=== Problem statement ===
Will you give the material below again, every line exactly as it is?

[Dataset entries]
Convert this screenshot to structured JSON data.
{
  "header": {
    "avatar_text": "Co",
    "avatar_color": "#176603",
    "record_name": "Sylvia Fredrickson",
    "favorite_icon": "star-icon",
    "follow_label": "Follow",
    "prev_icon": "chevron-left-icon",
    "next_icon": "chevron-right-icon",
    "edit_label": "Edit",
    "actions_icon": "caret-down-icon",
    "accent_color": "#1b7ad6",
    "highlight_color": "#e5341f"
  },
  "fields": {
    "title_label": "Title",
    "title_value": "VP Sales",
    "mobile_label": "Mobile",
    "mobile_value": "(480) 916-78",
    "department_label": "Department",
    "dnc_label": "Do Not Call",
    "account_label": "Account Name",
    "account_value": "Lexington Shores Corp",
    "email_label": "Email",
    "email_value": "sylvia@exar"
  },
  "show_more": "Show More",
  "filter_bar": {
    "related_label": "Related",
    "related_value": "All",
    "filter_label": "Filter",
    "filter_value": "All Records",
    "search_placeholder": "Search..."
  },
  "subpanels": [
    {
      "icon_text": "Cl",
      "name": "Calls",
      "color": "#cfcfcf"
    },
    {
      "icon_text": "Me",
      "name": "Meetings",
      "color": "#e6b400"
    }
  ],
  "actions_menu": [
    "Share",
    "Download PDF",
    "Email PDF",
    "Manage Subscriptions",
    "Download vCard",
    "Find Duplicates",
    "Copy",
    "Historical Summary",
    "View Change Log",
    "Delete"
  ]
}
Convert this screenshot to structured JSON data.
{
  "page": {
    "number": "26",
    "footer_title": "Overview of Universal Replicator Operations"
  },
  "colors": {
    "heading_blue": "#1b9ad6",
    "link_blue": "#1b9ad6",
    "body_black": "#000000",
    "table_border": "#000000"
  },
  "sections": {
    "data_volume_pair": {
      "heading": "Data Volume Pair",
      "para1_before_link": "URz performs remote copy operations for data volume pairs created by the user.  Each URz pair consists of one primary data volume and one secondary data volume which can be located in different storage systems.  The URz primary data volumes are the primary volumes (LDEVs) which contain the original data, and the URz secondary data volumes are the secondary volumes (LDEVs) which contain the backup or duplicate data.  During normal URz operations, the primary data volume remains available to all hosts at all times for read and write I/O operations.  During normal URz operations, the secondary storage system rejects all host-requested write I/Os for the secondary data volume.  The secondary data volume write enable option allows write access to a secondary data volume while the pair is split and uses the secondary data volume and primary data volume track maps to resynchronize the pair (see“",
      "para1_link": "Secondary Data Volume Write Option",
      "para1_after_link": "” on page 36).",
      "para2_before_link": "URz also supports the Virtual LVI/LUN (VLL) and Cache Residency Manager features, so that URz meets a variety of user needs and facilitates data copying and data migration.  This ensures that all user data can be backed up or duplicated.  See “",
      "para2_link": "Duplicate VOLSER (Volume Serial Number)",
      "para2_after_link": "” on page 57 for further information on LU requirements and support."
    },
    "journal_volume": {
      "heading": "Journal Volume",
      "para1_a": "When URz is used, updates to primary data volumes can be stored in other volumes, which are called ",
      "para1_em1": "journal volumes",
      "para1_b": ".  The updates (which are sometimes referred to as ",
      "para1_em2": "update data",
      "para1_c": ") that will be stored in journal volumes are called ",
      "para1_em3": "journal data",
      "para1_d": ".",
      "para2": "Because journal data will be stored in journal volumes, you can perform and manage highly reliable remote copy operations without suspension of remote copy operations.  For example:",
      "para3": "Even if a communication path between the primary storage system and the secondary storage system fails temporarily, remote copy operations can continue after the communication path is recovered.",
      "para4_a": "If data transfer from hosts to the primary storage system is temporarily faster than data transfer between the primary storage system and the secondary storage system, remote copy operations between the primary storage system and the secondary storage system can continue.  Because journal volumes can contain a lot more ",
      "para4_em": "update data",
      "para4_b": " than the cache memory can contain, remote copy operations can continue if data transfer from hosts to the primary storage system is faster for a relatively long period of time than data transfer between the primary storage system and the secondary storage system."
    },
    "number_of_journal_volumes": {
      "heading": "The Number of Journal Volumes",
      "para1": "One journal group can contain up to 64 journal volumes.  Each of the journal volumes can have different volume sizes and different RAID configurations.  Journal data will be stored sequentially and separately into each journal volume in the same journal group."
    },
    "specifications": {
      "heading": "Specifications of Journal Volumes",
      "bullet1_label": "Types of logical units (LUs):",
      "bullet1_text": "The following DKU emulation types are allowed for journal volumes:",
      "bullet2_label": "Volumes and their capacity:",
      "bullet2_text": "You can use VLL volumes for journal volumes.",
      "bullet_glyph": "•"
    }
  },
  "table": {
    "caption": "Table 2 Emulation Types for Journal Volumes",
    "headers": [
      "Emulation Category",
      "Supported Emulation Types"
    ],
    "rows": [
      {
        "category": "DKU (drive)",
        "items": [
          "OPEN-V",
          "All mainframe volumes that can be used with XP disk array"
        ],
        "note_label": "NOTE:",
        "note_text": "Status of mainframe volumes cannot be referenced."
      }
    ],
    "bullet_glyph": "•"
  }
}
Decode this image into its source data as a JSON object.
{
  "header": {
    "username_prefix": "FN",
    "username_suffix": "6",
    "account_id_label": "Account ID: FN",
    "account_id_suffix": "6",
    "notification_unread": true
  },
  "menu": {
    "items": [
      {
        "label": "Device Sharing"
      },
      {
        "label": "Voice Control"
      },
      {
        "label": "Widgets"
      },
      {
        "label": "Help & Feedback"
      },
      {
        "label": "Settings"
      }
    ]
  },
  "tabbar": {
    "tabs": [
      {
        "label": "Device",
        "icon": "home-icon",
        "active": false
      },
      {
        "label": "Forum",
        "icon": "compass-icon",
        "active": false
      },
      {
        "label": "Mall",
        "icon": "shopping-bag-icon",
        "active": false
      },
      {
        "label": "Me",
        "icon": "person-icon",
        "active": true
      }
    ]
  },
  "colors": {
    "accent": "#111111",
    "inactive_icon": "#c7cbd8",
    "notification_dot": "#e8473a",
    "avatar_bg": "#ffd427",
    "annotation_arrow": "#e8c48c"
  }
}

=== Answer ===
Convert this screenshot to structured JSON data.
{
  "header": {
    "avatar_text": "Co",
    "avatar_color": "#176603",
    "record_name": "Sylvia Fredrickson",
    "favorite_icon": "star-icon",
    "follow_label": "Follow",
    "prev_icon": "chevron-left-icon",
    "next_icon": "chevron-right-icon",
    "edit_label": "Edit",
    "actions_icon": "caret-down-icon",
    "accent_color": "#1b7ad6",
    "highlight_color": "#e5341f"
  },
  "fields": {
    "title_label": "Title",
    "title_value": "VP Sales",
    "mobile_label": "Mobile",
    "mobile_value": "(480) 916-78",
    "department_label": "Department",
    "dnc_label": "Do Not Call",
    "account_label": "Account Name",
    "account_value": "Lexington Shores Corp",
    "email_label": "Email",
    "email_value": "sylvia@exar"
  },
  "show_more": "Show More",
  "filter_bar": {
    "related_label": "Related",
    "related_value": "All",
    "filter_label": "Filter",
    "filter_value": "All Records",
    "search_placeholder": "Search..."
  },
  "subpanels": [
    {
      "icon_text": "Cl",
      "name": "Calls",
      "color": "#cfcfcf"
    },
    {
      "icon_text": "Me",
      "name": "Meetings",
      "color": "#e6b400"
    }
  ],
  "actions_menu": [
    "Share",
    "Download PDF",
    "Email PDF",
    "Manage Subscriptions",
    "Download vCard",
    "Find Duplicates",
    "Copy",
    "Historical Summary",
    "View Change Log",
    "Delete"
  ]
}
Convert this screenshot to structured JSON data.
{
  "page": {
    "number": "26",
    "footer_title": "Overview of Universal Replicator Operations"
  },
  "colors": {
    "heading_blue": "#1b9ad6",
    "link_blue": "#1b9ad6",
    "body_black": "#000000",
    "table_border": "#000000"
  },
  "sections": {
    "data_volume_pair": {
      "heading": "Data Volume Pair",
      "para1_before_link": "URz performs remote copy operations for data volume pairs created by the user.  Each URz pair consists of one primary data volume and one secondary data volume which can be located in different storage systems.  The URz primary data volumes are the primary volumes (LDEVs) which contain the original data, and the URz secondary data volumes are the secondary volumes (LDEVs) which contain the backup or duplicate data.  During normal URz operations, the primary data volume remains available to all hosts at all times for read and write I/O operations.  During normal URz operations, the secondary storage system rejects all host-requested write I/Os for the secondary data volume.  The secondary data volume write enable option allows write access to a secondary data volume while the pair is split and uses the secondary data volume and primary data volume track maps to resynchronize the pair (see“",
      "para1_link": "Secondary Data Volume Write Option",
      "para1_after_link": "” on page 36).",
      "para2_before_link": "URz also supports the Virtual LVI/LUN (VLL) and Cache Residency Manager features, so that URz meets a variety of user needs and facilitates data copying and data migration.  This ensures that all user data can be backed up or duplicated.  See “",
      "para2_link": "Duplicate VOLSER (Volume Serial Number)",
      "para2_after_link": "” on page 57 for further information on LU requirements and support."
    },
    "journal_volume": {
      "heading": "Journal Volume",
      "para1_a": "When URz is used, updates to primary data volumes can be stored in other volumes, which are called ",
      "para1_em1": "journal volumes",
      "para1_b": ".  The updates (which are sometimes referred to as ",
      "para1_em2": "update data",
      "para1_c": ") that will be stored in journal volumes are called ",
      "para1_em3": "journal data",
      "para1_d": ".",
      "para2": "Because journal data will be stored in journal volumes, you can perform and manage highly reliable remote copy operations without suspension of remote copy operations.  For example:",
      "para3": "Even if a communication path between the primary storage system and the secondary storage system fails temporarily, remote copy operations can continue after the communication path is recovered.",
      "para4_a": "If data transfer from hosts to the primary storage system is temporarily faster than data transfer between the primary storage system and the secondary storage system, remote copy operations between the primary storage system and the secondary storage system can continue.  Because journal volumes can contain a lot more ",
      "para4_em": "update data",
      "para4_b": " than the cache memory can contain, remote copy operations can continue if data transfer from hosts to the primary storage system is faster for a relatively long period of time than data transfer between the primary storage system and the secondary storage system."
    },
    "number_of_journal_volumes": {
      "heading": "The Number of Journal Volumes",
      "para1": "One journal group can contain up to 64 journal volumes.  Each of the journal volumes can have different volume sizes and different RAID configurations.  Journal data will be stored sequentially and separately into each journal volume in the same journal group."
    },
    "specifications": {
      "heading": "Specifications of Journal Volumes",
      "bullet1_label": "Types of logical units (LUs):",
      "bullet1_text": "The following DKU emulation types are allowed for journal volumes:",
      "bullet2_label": "Volumes and their capacity:",
      "bullet2_text": "You can use VLL volumes for journal volumes.",
      "bullet_glyph": "•"
    }
  },
  "table": {
    "caption": "Table 2 Emulation Types for Journal Volumes",
    "headers": [
      "Emulation Category",
      "Supported Emulation Types"
    ],
    "rows": [
      {
        "category": "DKU (drive)",
        "items": [
          "OPEN-V",
          "All mainframe volumes that can be used with XP disk array"
        ],
        "note_label": "NOTE:",
        "note_text": "Status of mainframe volumes cannot be referenced."
      }
    ],
    "bullet_glyph": "•"
  }
}
Decode this image into its source data as a JSON object.
{
  "header": {
    "username_prefix": "FN",
    "username_suffix": "6",
    "account_id_label": "Account ID: FN",
    "account_id_suffix": "6",
    "notification_unread": true
  },
  "menu": {
    "items": [
      {
        "label": "Device Sharing"
      },
      {
        "label": "Voice Control"
      },
      {
        "label": "Widgets"
      },
      {
        "label": "Help & Feedback"
      },
      {
        "label": "Settings"
      }
    ]
  },
  "tabbar": {
    "tabs": [
      {
        "label": "Device",
        "icon": "home-icon",
        "active": false
      },
      {
        "label": "Forum",
        "icon": "compass-icon",
        "active": false
      },
      {
        "label": "Mall",
        "icon": "shopping-bag-icon",
        "active": false
      },
      {
        "label": "Me",
        "icon": "person-icon",
        "active": true
      }
    ]
  },
  "colors": {
    "accent": "#111111",
    "inactive_icon": "#c7cbd8",
    "notification_dot": "#e8473a",
    "avatar_bg": "#ffd427",
    "annotation_arrow": "#e8c48c"
  }
}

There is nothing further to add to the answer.